▶ _GOAL_
Extract every line of the material below and reproduce it faithfully.
# start of RECORDS
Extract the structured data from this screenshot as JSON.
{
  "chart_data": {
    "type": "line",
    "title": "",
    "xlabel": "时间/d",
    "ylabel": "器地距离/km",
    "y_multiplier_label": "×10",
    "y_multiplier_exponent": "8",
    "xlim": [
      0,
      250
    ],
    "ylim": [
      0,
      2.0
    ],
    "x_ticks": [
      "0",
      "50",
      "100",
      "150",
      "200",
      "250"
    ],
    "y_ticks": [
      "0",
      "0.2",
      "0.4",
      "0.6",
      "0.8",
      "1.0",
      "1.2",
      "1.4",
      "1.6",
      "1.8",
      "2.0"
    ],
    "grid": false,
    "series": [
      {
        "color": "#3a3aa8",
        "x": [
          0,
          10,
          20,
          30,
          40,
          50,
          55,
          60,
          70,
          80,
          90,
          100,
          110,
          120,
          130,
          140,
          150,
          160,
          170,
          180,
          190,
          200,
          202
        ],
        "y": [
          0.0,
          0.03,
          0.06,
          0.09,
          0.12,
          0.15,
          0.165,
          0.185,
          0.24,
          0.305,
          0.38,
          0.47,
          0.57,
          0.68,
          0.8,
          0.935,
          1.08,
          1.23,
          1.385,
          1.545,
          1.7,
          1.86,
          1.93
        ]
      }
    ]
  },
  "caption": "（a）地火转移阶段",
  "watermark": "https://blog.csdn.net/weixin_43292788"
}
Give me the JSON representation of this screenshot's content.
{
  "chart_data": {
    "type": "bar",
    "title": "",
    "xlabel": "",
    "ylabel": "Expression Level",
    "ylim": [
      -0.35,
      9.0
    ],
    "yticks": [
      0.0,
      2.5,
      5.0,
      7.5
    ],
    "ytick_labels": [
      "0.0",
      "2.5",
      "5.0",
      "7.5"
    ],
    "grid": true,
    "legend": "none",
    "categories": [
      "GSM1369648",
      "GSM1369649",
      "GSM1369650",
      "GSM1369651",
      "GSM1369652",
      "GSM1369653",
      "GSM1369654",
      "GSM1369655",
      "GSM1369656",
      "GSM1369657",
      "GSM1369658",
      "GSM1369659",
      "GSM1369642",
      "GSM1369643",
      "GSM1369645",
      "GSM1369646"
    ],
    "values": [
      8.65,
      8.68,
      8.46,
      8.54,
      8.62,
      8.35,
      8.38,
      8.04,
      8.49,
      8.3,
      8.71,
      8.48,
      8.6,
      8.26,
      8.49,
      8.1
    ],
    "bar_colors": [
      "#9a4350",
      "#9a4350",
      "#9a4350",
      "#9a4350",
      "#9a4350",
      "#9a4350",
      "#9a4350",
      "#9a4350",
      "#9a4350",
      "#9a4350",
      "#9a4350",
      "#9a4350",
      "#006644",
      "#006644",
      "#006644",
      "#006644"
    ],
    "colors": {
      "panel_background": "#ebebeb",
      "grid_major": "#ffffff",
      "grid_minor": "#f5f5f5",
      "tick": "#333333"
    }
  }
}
# end of RECORDS
▶ _FINAL ANSWER_
Extract the structured data from this screenshot as JSON.
{
  "chart_data": {
    "type": "line",
    "title": "",
    "xlabel": "时间/d",
    "ylabel": "器地距离/km",
    "y_multiplier_label": "×10",
    "y_multiplier_exponent": "8",
    "xlim": [
      0,
      250
    ],
    "ylim": [
      0,
      2.0
    ],
    "x_ticks": [
      "0",
      "50",
      "100",
      "150",
      "200",
      "250"
    ],
    "y_ticks": [
      "0",
      "0.2",
      "0.4",
      "0.6",
      "0.8",
      "1.0",
      "1.2",
      "1.4",
      "1.6",
      "1.8",
      "2.0"
    ],
    "grid": false,
    "series": [
      {
        "color": "#3a3aa8",
        "x": [
          0,
          10,
          20,
          30,
          40,
          50,
          55,
          60,
          70,
          80,
          90,
          100,
          110,
          120,
          130,
          140,
          150,
          160,
          170,
          180,
          190,
          200,
          202
        ],
        "y": [
          0.0,
          0.03,
          0.06,
          0.09,
          0.12,
          0.15,
          0.165,
          0.185,
          0.24,
          0.305,
          0.38,
          0.47,
          0.57,
          0.68,
          0.8,
          0.935,
          1.08,
          1.23,
          1.385,
          1.545,
          1.7,
          1.86,
          1.93
        ]
      }
    ]
  },
  "caption": "（a）地火转移阶段",
  "watermark": "https://blog.csdn.net/weixin_43292788"
}
Give me the JSON representation of this screenshot's content.
{
  "chart_data": {
    "type": "bar",
    "title": "",
    "xlabel": "",
    "ylabel": "Expression Level",
    "ylim": [
      -0.35,
      9.0
    ],
    "yticks": [
      0.0,
      2.5,
      5.0,
      7.5
    ],
    "ytick_labels": [
      "0.0",
      "2.5",
      "5.0",
      "7.5"
    ],
    "grid": true,
    "legend": "none",
    "categories": [
      "GSM1369648",
      "GSM1369649",
      "GSM1369650",
      "GSM1369651",
      "GSM1369652",
      "GSM1369653",
      "GSM1369654",
      "GSM1369655",
      "GSM1369656",
      "GSM1369657",
      "GSM1369658",
      "GSM1369659",
      "GSM1369642",
      "GSM1369643",
      "GSM1369645",
      "GSM1369646"
    ],
    "values": [
      8.65,
      8.68,
      8.46,
      8.54,
      8.62,
      8.35,
      8.38,
      8.04,
      8.49,
      8.3,
      8.71,
      8.48,
      8.6,
      8.26,
      8.49,
      8.1
    ],
    "bar_colors": [
      "#9a4350",
      "#9a4350",
      "#9a4350",
      "#9a4350",
      "#9a4350",
      "#9a4350",
      "#9a4350",
      "#9a4350",
      "#9a4350",
      "#9a4350",
      "#9a4350",
      "#9a4350",
      "#006644",
      "#006644",
      "#006644",
      "#006644"
    ],
    "colors": {
      "panel_background": "#ebebeb",
      "grid_major": "#ffffff",
      "grid_minor": "#f5f5f5",
      "tick": "#333333"
    }
  }
}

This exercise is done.